Extracted data:
━━━
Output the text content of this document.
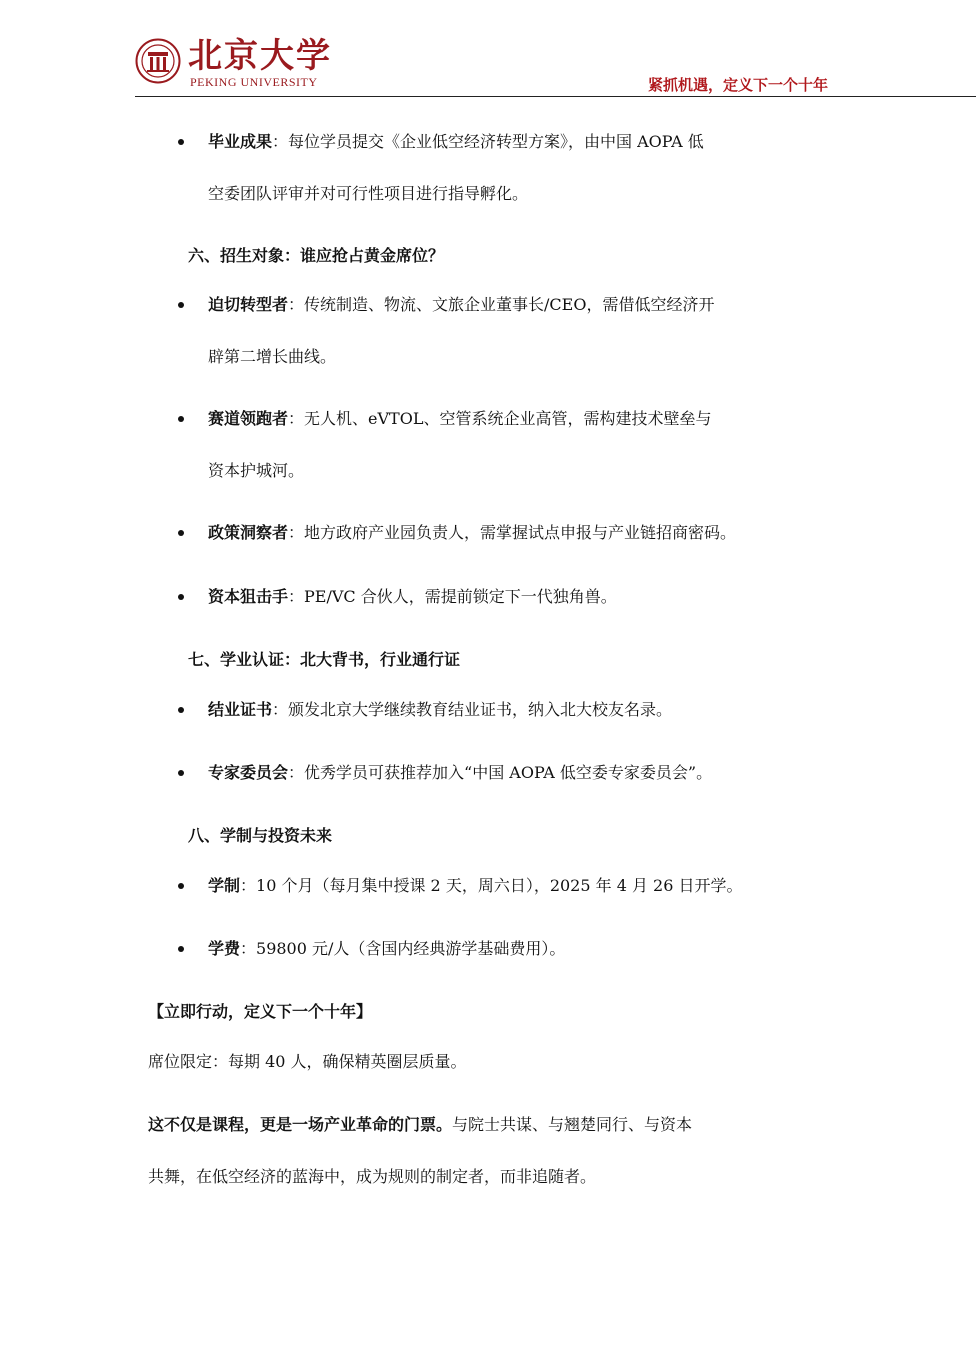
北京大学
PEKING UNIVERSITY	紧抓机遇，定义下一个十年
毕业成果：每位学员提交《企业低空经济转型方案》，由中国 AOPA 低
空委团队评审并对可行性项目进行指导孵化。
六、招生对象：谁应抢占黄金席位？
迫切转型者：传统制造、物流、文旅企业董事长/CEO，需借低空经济开
辟第二增长曲线。
赛道领跑者：无人机、eVTOL、空管系统企业高管，需构建技术壁垒与
资本护城河。
政策洞察者：地方政府产业园负责人，需掌握试点申报与产业链招商密码。
资本狙击手：PE/VC 合伙人，需提前锁定下一代独角兽。
七、学业认证：北大背书，行业通行证
结业证书：颁发北京大学继续教育结业证书，纳入北大校友名录。
专家委员会：优秀学员可获推荐加入“中国 AOPA 低空委专家委员会”。
八、学制与投资未来
学制：10 个月（每月集中授课 2 天，周六日），2025 年 4 月 26 日开学。
学费：59800 元/人（含国内经典游学基础费用）。
【立即行动，定义下一个十年】
席位限定：每期 40 人，确保精英圈层质量。
这不仅是课程，更是一场产业革命的门票。与院士共谋、与翘楚同行、与资本
共舞，在低空经济的蓝海中，成为规则的制定者，而非追随者。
━━━
Written problem:
Copy every entry word for word, but omit the pictures.

Problem solution:
Output the text content of this document.
北京大学
PEKING UNIVERSITY	紧抓机遇，定义下一个十年
毕业成果：每位学员提交《企业低空经济转型方案》，由中国 AOPA 低
空委团队评审并对可行性项目进行指导孵化。
六、招生对象：谁应抢占黄金席位？
迫切转型者：传统制造、物流、文旅企业董事长/CEO，需借低空经济开
辟第二增长曲线。
赛道领跑者：无人机、eVTOL、空管系统企业高管，需构建技术壁垒与
资本护城河。
政策洞察者：地方政府产业园负责人，需掌握试点申报与产业链招商密码。
资本狙击手：PE/VC 合伙人，需提前锁定下一代独角兽。
七、学业认证：北大背书，行业通行证
结业证书：颁发北京大学继续教育结业证书，纳入北大校友名录。
专家委员会：优秀学员可获推荐加入“中国 AOPA 低空委专家委员会”。
八、学制与投资未来
学制：10 个月（每月集中授课 2 天，周六日），2025 年 4 月 26 日开学。
学费：59800 元/人（含国内经典游学基础费用）。
【立即行动，定义下一个十年】
席位限定：每期 40 人，确保精英圈层质量。
这不仅是课程，更是一场产业革命的门票。与院士共谋、与翘楚同行、与资本
共舞，在低空经济的蓝海中，成为规则的制定者，而非追随者。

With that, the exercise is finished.